>> start DATA SUPPLIED
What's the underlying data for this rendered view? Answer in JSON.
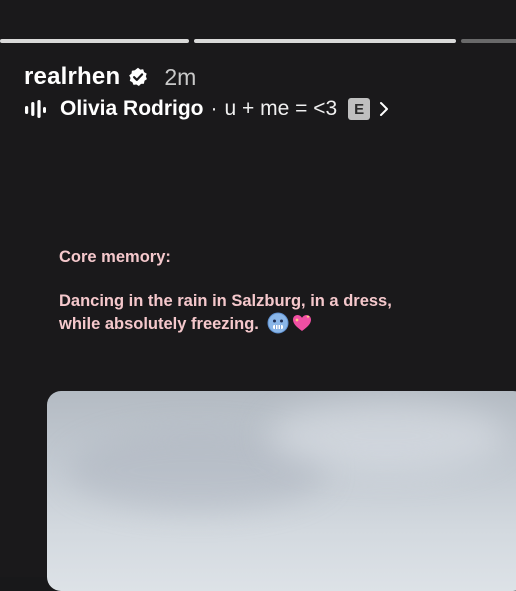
{
  "story": {
    "progress_segments": [
      {
        "state": "done",
        "fill": 1.0
      },
      {
        "state": "active",
        "fill": 1.0
      },
      {
        "state": "upcoming",
        "fill": 0.0
      }
    ]
  },
  "header": {
    "username": "realrhen",
    "verified_icon": "verified-badge-icon",
    "timestamp": "2m"
  },
  "music": {
    "icon": "audio-bars-icon",
    "artist": "Olivia Rodrigo",
    "separator": "·",
    "song": "u + me = <3",
    "explicit_label": "E",
    "chevron_icon": "chevron-right-icon"
  },
  "caption": {
    "line1": "Core memory:",
    "line2": "Dancing in the rain in Salzburg, in a dress,",
    "line3": "while absolutely freezing.",
    "emojis": [
      "cold-face-emoji",
      "sparkling-heart-emoji"
    ],
    "color": "#f5c8cc"
  },
  "photo": {
    "description_icon": "photo-thumbnail"
  },
  "colors": {
    "background": "#1a191b",
    "caption_pink": "#f5c8cc",
    "explicit_badge": "#bfbfbf"
  }
}
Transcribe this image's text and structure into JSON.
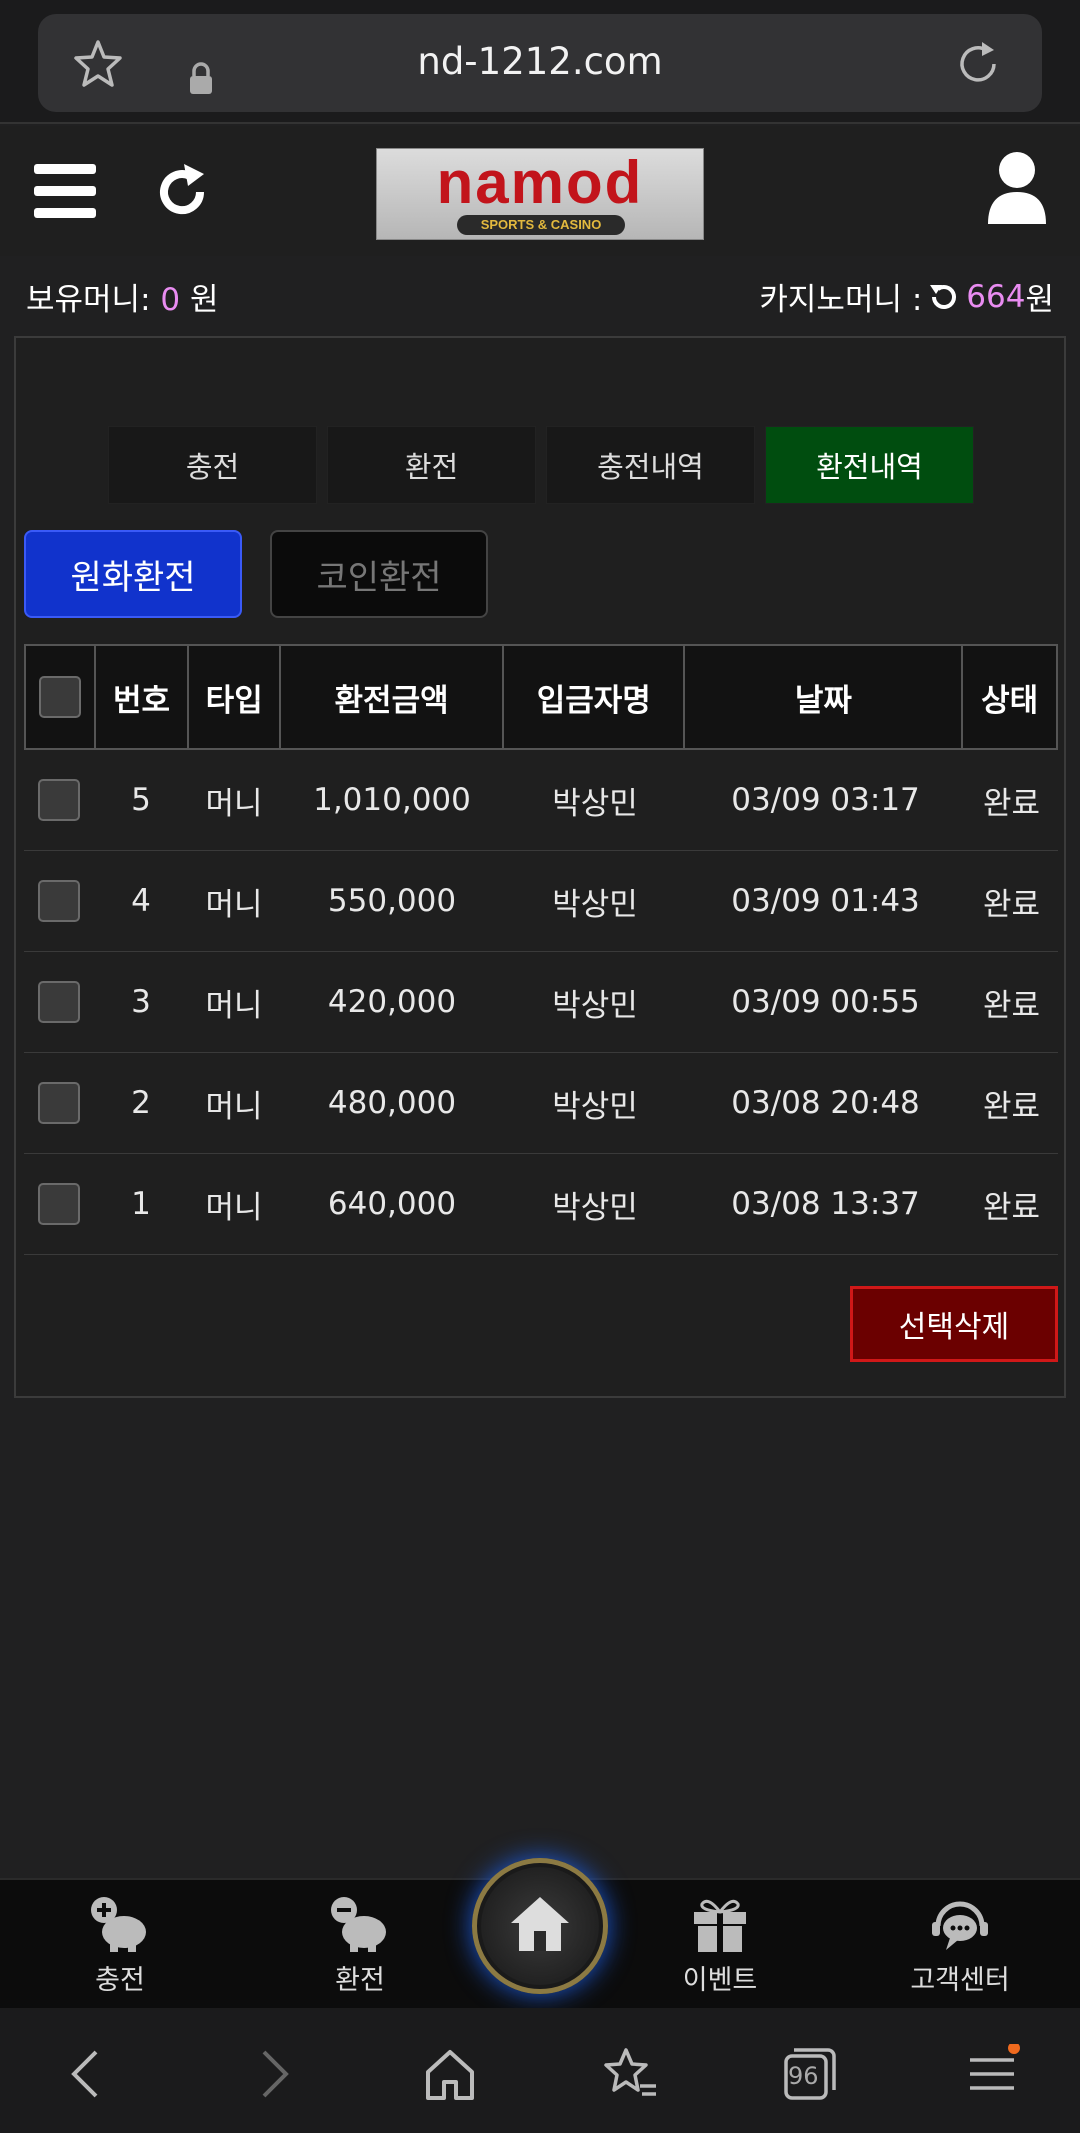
{
  "browser": {
    "url": "nd-1212.com",
    "tab_count": "96"
  },
  "header": {
    "logo_text": "namod",
    "logo_sub": "SPORTS & CASINO"
  },
  "balance": {
    "money_label": "보유머니: ",
    "money_value": "0",
    "money_unit": " 원",
    "casino_label": "카지노머니 : ",
    "casino_value": "664",
    "casino_unit": " 원"
  },
  "tabs": [
    "충전",
    "환전",
    "충전내역",
    "환전내역"
  ],
  "active_tab": "환전내역",
  "subtabs": {
    "primary": "원화환전",
    "secondary": "코인환전"
  },
  "table": {
    "headers": [
      "번호",
      "타입",
      "환전금액",
      "입금자명",
      "날짜",
      "상태"
    ],
    "rows": [
      {
        "no": "5",
        "type": "머니",
        "amount": "1,010,000",
        "name": "박상민",
        "date": "03/09 03:17",
        "status": "완료"
      },
      {
        "no": "4",
        "type": "머니",
        "amount": "550,000",
        "name": "박상민",
        "date": "03/09 01:43",
        "status": "완료"
      },
      {
        "no": "3",
        "type": "머니",
        "amount": "420,000",
        "name": "박상민",
        "date": "03/09 00:55",
        "status": "완료"
      },
      {
        "no": "2",
        "type": "머니",
        "amount": "480,000",
        "name": "박상민",
        "date": "03/08 20:48",
        "status": "완료"
      },
      {
        "no": "1",
        "type": "머니",
        "amount": "640,000",
        "name": "박상민",
        "date": "03/08 13:37",
        "status": "완료"
      }
    ]
  },
  "delete_button": "선택삭제",
  "bottom_nav": {
    "charge": "충전",
    "exchange": "환전",
    "event": "이벤트",
    "support": "고객센터"
  },
  "colors": {
    "active_tab": "#004d0f",
    "primary_button": "#1133cc",
    "delete_button": "#6b0000",
    "highlight_value": "#e98cf1"
  }
}
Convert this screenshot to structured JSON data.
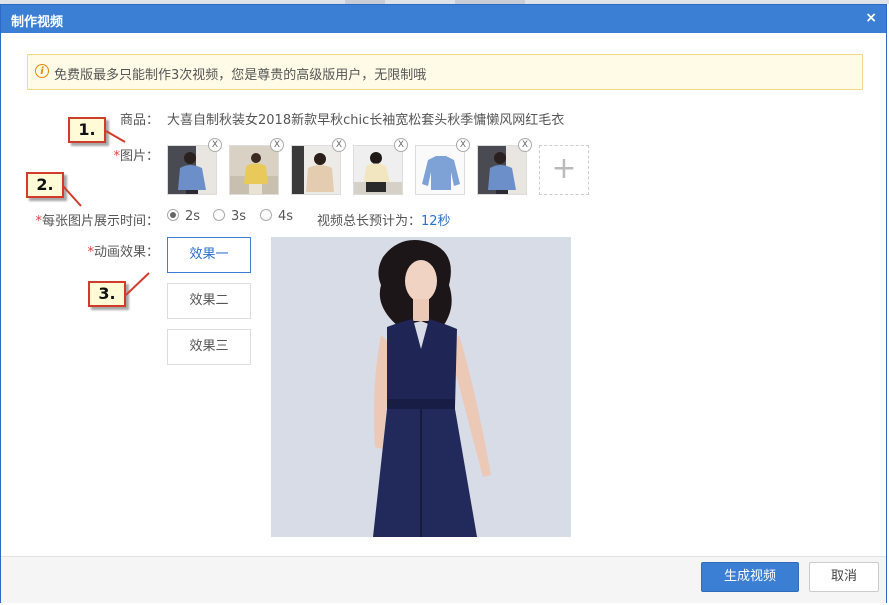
{
  "dialog": {
    "title": "制作视频",
    "close_glyph": "×"
  },
  "notice": {
    "icon": "info-icon",
    "icon_glyph": "i",
    "text": "免费版最多只能制作3次视频，您是尊贵的高级版用户，无限制哦"
  },
  "product": {
    "label": "商品：",
    "name": "大喜自制秋装女2018新款早秋chic长袖宽松套头秋季慵懒风网红毛衣"
  },
  "images": {
    "required_mark": "*",
    "label": "图片：",
    "remove_glyph": "X",
    "add_glyph": "+",
    "count": 6
  },
  "display_time": {
    "required_mark": "*",
    "label": "每张图片展示时间：",
    "options": [
      "2s",
      "3s",
      "4s"
    ],
    "selected": "2s",
    "total_label": "视频总长预计为：",
    "total_value": "12秒"
  },
  "animation": {
    "required_mark": "*",
    "label": "动画效果：",
    "effects": [
      "效果一",
      "效果二",
      "效果三"
    ],
    "selected": "效果一"
  },
  "callouts": [
    "1.",
    "2.",
    "3."
  ],
  "footer": {
    "generate": "生成视频",
    "cancel": "取消"
  },
  "colors": {
    "accent": "#3a7fd4",
    "required": "#e53935",
    "link": "#2a6fcc",
    "callout_border": "#d23b2a"
  }
}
>> end DATA SUPPLIED
Determine the number of lines where the string "state" occurs, and give that number only.

• RESPONSE FOR THIS EXERCISE
3